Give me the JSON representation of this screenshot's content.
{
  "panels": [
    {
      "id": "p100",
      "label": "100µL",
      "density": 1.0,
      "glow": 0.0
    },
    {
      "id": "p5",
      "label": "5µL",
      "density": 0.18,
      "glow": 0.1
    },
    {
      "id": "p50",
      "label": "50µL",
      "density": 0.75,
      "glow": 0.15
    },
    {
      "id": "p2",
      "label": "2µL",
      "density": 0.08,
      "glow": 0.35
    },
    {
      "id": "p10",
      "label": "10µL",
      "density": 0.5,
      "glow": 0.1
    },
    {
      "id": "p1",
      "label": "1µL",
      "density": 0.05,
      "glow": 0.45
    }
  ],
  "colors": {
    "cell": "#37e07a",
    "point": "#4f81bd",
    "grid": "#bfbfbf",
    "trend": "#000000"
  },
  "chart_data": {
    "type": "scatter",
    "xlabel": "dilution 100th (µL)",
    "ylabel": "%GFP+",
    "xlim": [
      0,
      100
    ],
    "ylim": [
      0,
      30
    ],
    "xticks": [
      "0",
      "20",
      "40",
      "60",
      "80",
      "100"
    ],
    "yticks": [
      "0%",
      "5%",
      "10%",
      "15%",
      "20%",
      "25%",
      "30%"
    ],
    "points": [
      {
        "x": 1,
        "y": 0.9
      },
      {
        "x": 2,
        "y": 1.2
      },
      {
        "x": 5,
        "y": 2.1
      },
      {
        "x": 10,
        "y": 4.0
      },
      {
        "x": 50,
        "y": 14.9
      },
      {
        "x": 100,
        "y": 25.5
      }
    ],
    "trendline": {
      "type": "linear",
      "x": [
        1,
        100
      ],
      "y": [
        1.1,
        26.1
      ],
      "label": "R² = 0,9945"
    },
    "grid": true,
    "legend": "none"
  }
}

════════

Goal => Write out all the data again, exactly as it appears.

Worked answer =>
Give me the JSON representation of this screenshot's content.
{
  "panels": [
    {
      "id": "p100",
      "label": "100µL",
      "density": 1.0,
      "glow": 0.0
    },
    {
      "id": "p5",
      "label": "5µL",
      "density": 0.18,
      "glow": 0.1
    },
    {
      "id": "p50",
      "label": "50µL",
      "density": 0.75,
      "glow": 0.15
    },
    {
      "id": "p2",
      "label": "2µL",
      "density": 0.08,
      "glow": 0.35
    },
    {
      "id": "p10",
      "label": "10µL",
      "density": 0.5,
      "glow": 0.1
    },
    {
      "id": "p1",
      "label": "1µL",
      "density": 0.05,
      "glow": 0.45
    }
  ],
  "colors": {
    "cell": "#37e07a",
    "point": "#4f81bd",
    "grid": "#bfbfbf",
    "trend": "#000000"
  },
  "chart_data": {
    "type": "scatter",
    "xlabel": "dilution 100th (µL)",
    "ylabel": "%GFP+",
    "xlim": [
      0,
      100
    ],
    "ylim": [
      0,
      30
    ],
    "xticks": [
      "0",
      "20",
      "40",
      "60",
      "80",
      "100"
    ],
    "yticks": [
      "0%",
      "5%",
      "10%",
      "15%",
      "20%",
      "25%",
      "30%"
    ],
    "points": [
      {
        "x": 1,
        "y": 0.9
      },
      {
        "x": 2,
        "y": 1.2
      },
      {
        "x": 5,
        "y": 2.1
      },
      {
        "x": 10,
        "y": 4.0
      },
      {
        "x": 50,
        "y": 14.9
      },
      {
        "x": 100,
        "y": 25.5
      }
    ],
    "trendline": {
      "type": "linear",
      "x": [
        1,
        100
      ],
      "y": [
        1.1,
        26.1
      ],
      "label": "R² = 0,9945"
    },
    "grid": true,
    "legend": "none"
  }
}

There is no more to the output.